Problem » Find the string "крови" in the records. Copy every line it appears in.

begin Input data

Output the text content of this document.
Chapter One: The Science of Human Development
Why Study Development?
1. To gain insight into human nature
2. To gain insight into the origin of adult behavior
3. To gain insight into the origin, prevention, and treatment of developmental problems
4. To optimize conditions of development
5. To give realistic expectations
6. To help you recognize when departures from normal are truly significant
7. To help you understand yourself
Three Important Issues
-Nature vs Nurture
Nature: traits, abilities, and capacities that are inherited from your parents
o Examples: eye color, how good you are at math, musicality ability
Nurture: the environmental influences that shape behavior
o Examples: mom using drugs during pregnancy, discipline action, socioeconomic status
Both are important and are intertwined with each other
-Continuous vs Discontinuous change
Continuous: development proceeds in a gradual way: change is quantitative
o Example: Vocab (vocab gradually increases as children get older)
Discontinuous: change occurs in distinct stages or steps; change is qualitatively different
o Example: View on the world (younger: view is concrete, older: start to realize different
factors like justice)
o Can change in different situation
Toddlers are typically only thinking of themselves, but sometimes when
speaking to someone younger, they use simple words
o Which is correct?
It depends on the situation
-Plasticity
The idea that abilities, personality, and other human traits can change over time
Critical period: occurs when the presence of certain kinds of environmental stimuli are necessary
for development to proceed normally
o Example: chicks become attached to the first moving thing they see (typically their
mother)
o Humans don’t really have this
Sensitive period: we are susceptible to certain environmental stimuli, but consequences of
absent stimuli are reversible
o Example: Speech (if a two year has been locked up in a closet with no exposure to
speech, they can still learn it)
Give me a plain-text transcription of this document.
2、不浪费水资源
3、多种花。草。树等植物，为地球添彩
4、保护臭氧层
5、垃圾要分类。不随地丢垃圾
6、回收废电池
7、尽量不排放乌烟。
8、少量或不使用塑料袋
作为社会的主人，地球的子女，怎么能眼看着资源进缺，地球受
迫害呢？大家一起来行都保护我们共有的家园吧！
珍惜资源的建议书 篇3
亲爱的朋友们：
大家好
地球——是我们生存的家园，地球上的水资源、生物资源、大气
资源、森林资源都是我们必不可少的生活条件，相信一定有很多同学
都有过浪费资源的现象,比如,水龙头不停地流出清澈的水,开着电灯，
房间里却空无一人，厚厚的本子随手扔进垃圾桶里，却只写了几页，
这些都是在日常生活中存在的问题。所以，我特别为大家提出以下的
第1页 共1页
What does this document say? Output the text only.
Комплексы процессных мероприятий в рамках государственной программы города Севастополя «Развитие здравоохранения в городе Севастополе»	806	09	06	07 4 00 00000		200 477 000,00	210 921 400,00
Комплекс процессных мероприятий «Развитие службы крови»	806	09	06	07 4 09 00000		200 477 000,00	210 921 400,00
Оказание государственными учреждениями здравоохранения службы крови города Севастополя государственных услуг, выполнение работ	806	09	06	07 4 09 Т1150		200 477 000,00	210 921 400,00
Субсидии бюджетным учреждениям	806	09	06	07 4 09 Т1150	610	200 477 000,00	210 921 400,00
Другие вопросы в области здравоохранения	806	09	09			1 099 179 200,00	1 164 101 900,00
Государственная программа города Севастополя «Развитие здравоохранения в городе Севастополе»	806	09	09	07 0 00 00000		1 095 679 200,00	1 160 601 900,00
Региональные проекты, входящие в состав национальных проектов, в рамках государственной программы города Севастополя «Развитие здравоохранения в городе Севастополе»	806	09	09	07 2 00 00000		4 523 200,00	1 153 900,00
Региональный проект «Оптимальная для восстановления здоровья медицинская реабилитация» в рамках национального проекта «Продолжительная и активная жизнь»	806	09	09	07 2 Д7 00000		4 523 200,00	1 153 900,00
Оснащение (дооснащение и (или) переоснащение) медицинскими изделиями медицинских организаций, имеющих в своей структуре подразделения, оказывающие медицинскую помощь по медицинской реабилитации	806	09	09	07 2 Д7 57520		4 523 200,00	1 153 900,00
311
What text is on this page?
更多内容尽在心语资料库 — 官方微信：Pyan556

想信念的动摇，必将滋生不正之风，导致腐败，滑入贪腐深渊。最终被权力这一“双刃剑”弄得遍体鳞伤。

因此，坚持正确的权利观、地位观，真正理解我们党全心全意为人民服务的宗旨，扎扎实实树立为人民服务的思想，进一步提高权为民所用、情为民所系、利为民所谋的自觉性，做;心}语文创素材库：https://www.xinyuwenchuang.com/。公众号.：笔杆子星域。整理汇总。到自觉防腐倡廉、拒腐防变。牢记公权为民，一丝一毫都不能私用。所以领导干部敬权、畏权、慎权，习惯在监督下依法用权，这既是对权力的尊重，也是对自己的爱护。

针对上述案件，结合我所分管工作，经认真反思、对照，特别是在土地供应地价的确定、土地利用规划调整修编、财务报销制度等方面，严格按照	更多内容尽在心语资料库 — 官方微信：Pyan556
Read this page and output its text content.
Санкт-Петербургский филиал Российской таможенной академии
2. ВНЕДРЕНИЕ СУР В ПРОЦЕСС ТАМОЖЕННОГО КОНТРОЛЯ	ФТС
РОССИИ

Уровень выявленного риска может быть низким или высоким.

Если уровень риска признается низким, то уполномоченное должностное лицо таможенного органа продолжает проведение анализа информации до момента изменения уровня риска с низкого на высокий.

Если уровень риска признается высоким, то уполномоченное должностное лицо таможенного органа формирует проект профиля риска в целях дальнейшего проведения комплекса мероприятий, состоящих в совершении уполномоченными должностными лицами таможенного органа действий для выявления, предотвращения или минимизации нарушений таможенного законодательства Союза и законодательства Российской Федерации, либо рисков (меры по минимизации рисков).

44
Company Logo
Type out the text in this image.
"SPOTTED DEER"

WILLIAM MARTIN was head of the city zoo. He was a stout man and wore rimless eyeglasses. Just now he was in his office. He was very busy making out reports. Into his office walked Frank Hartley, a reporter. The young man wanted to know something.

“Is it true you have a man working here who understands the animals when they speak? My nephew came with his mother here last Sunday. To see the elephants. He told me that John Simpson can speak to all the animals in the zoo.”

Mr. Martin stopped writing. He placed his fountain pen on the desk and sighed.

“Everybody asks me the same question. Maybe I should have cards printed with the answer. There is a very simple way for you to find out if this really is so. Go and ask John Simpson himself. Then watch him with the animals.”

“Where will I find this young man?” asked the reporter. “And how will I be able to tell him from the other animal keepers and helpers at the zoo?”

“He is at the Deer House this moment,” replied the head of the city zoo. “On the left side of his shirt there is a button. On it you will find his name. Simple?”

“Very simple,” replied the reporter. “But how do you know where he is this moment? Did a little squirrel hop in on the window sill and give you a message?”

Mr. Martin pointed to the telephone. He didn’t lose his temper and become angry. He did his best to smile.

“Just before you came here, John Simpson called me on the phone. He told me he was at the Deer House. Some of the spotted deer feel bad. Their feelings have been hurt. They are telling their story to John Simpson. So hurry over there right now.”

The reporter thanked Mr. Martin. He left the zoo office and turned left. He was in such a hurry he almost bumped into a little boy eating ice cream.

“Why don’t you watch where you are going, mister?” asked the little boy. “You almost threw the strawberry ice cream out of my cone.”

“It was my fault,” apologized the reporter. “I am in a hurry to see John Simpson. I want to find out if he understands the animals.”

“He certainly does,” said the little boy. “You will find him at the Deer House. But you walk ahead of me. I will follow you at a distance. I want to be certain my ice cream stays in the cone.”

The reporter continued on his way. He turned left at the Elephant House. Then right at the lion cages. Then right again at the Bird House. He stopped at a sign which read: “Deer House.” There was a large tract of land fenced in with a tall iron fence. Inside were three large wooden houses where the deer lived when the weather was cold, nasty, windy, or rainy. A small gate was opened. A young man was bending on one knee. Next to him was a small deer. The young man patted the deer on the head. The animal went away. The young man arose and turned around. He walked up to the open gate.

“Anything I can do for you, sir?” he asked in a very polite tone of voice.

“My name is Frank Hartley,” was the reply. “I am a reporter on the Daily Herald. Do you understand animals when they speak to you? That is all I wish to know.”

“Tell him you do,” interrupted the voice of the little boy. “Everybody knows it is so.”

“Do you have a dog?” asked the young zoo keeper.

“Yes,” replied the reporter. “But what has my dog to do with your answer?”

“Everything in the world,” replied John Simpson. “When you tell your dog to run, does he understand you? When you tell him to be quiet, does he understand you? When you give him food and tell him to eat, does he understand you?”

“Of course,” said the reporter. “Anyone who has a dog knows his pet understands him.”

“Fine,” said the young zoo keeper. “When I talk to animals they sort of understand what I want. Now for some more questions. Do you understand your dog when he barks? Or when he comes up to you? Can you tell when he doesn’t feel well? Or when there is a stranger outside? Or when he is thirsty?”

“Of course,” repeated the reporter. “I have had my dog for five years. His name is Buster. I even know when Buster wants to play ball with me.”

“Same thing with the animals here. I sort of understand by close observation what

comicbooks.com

end Input data

Expected output »
Комплекс процессных мероприятий «Развитие службы крови»	806	09	06	07 4 09 00000		200 477 000,00	210 921 400,00
Оказание государственными учреждениями здравоохранения службы крови города Севастополя государственных услуг, выполнение работ	806	09	06	07 4 09 Т1150		200 477 000,00	210 921 400,00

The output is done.